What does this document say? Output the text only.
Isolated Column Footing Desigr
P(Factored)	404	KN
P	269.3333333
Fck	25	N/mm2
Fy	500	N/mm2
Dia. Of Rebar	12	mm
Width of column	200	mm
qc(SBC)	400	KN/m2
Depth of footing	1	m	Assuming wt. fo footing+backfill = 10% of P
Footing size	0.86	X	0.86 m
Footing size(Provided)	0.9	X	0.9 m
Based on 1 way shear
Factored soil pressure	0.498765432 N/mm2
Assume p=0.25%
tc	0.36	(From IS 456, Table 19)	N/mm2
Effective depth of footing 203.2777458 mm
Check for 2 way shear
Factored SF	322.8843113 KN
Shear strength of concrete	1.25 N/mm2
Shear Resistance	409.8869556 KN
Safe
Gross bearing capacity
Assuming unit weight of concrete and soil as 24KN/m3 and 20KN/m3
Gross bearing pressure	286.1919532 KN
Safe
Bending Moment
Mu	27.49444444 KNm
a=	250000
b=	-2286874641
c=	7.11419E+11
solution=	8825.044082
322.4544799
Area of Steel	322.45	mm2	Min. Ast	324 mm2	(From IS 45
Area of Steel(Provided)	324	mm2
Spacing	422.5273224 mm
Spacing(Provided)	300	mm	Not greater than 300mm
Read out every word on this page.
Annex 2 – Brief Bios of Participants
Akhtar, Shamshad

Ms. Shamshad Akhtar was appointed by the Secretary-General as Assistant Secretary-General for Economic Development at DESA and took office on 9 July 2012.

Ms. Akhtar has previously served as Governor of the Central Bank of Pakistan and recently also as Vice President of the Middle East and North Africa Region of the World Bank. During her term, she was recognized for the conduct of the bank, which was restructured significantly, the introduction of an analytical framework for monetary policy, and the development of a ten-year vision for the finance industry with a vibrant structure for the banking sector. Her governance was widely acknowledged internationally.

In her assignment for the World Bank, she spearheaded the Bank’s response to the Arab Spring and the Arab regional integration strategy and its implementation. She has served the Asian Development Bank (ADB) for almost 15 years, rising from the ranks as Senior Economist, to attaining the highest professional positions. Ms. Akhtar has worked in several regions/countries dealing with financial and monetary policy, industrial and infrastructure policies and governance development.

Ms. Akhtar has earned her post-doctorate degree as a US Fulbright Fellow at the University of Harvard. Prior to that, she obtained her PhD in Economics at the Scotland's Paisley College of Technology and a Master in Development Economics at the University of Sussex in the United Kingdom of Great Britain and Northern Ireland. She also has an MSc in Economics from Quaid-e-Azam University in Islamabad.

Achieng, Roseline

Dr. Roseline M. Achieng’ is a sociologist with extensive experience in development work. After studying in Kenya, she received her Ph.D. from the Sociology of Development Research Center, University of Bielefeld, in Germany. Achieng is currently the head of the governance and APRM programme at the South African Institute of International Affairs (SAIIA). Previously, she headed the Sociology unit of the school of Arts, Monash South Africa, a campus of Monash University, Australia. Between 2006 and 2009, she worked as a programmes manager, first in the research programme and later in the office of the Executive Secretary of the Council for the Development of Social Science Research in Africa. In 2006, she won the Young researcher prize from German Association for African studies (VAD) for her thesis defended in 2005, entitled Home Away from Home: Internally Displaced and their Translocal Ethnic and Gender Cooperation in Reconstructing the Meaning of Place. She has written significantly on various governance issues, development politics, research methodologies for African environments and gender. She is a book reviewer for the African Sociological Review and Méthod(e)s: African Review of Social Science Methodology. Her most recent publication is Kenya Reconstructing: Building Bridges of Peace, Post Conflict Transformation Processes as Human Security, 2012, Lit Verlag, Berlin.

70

▶ **Problem**
Nothing should be left out: repeat all of the data exactly.

▶ **Output for this task**
What does this document say? Output the text only.
Isolated Column Footing Desigr
P(Factored)	404	KN
P	269.3333333
Fck	25	N/mm2
Fy	500	N/mm2
Dia. Of Rebar	12	mm
Width of column	200	mm
qc(SBC)	400	KN/m2
Depth of footing	1	m	Assuming wt. fo footing+backfill = 10% of P
Footing size	0.86	X	0.86 m
Footing size(Provided)	0.9	X	0.9 m
Based on 1 way shear
Factored soil pressure	0.498765432 N/mm2
Assume p=0.25%
tc	0.36	(From IS 456, Table 19)	N/mm2
Effective depth of footing 203.2777458 mm
Check for 2 way shear
Factored SF	322.8843113 KN
Shear strength of concrete	1.25 N/mm2
Shear Resistance	409.8869556 KN
Safe
Gross bearing capacity
Assuming unit weight of concrete and soil as 24KN/m3 and 20KN/m3
Gross bearing pressure	286.1919532 KN
Safe
Bending Moment
Mu	27.49444444 KNm
a=	250000
b=	-2286874641
c=	7.11419E+11
solution=	8825.044082
322.4544799
Area of Steel	322.45	mm2	Min. Ast	324 mm2	(From IS 45
Area of Steel(Provided)	324	mm2
Spacing	422.5273224 mm
Spacing(Provided)	300	mm	Not greater than 300mm
Read out every word on this page.
Annex 2 – Brief Bios of Participants
Akhtar, Shamshad

Ms. Shamshad Akhtar was appointed by the Secretary-General as Assistant Secretary-General for Economic Development at DESA and took office on 9 July 2012.

Ms. Akhtar has previously served as Governor of the Central Bank of Pakistan and recently also as Vice President of the Middle East and North Africa Region of the World Bank. During her term, she was recognized for the conduct of the bank, which was restructured significantly, the introduction of an analytical framework for monetary policy, and the development of a ten-year vision for the finance industry with a vibrant structure for the banking sector. Her governance was widely acknowledged internationally.

In her assignment for the World Bank, she spearheaded the Bank’s response to the Arab Spring and the Arab regional integration strategy and its implementation. She has served the Asian Development Bank (ADB) for almost 15 years, rising from the ranks as Senior Economist, to attaining the highest professional positions. Ms. Akhtar has worked in several regions/countries dealing with financial and monetary policy, industrial and infrastructure policies and governance development.

Ms. Akhtar has earned her post-doctorate degree as a US Fulbright Fellow at the University of Harvard. Prior to that, she obtained her PhD in Economics at the Scotland's Paisley College of Technology and a Master in Development Economics at the University of Sussex in the United Kingdom of Great Britain and Northern Ireland. She also has an MSc in Economics from Quaid-e-Azam University in Islamabad.

Achieng, Roseline

Dr. Roseline M. Achieng’ is a sociologist with extensive experience in development work. After studying in Kenya, she received her Ph.D. from the Sociology of Development Research Center, University of Bielefeld, in Germany. Achieng is currently the head of the governance and APRM programme at the South African Institute of International Affairs (SAIIA). Previously, she headed the Sociology unit of the school of Arts, Monash South Africa, a campus of Monash University, Australia. Between 2006 and 2009, she worked as a programmes manager, first in the research programme and later in the office of the Executive Secretary of the Council for the Development of Social Science Research in Africa. In 2006, she won the Young researcher prize from German Association for African studies (VAD) for her thesis defended in 2005, entitled Home Away from Home: Internally Displaced and their Translocal Ethnic and Gender Cooperation in Reconstructing the Meaning of Place. She has written significantly on various governance issues, development politics, research methodologies for African environments and gender. She is a book reviewer for the African Sociological Review and Méthod(e)s: African Review of Social Science Methodology. Her most recent publication is Kenya Reconstructing: Building Bridges of Peace, Post Conflict Transformation Processes as Human Security, 2012, Lit Verlag, Berlin.

70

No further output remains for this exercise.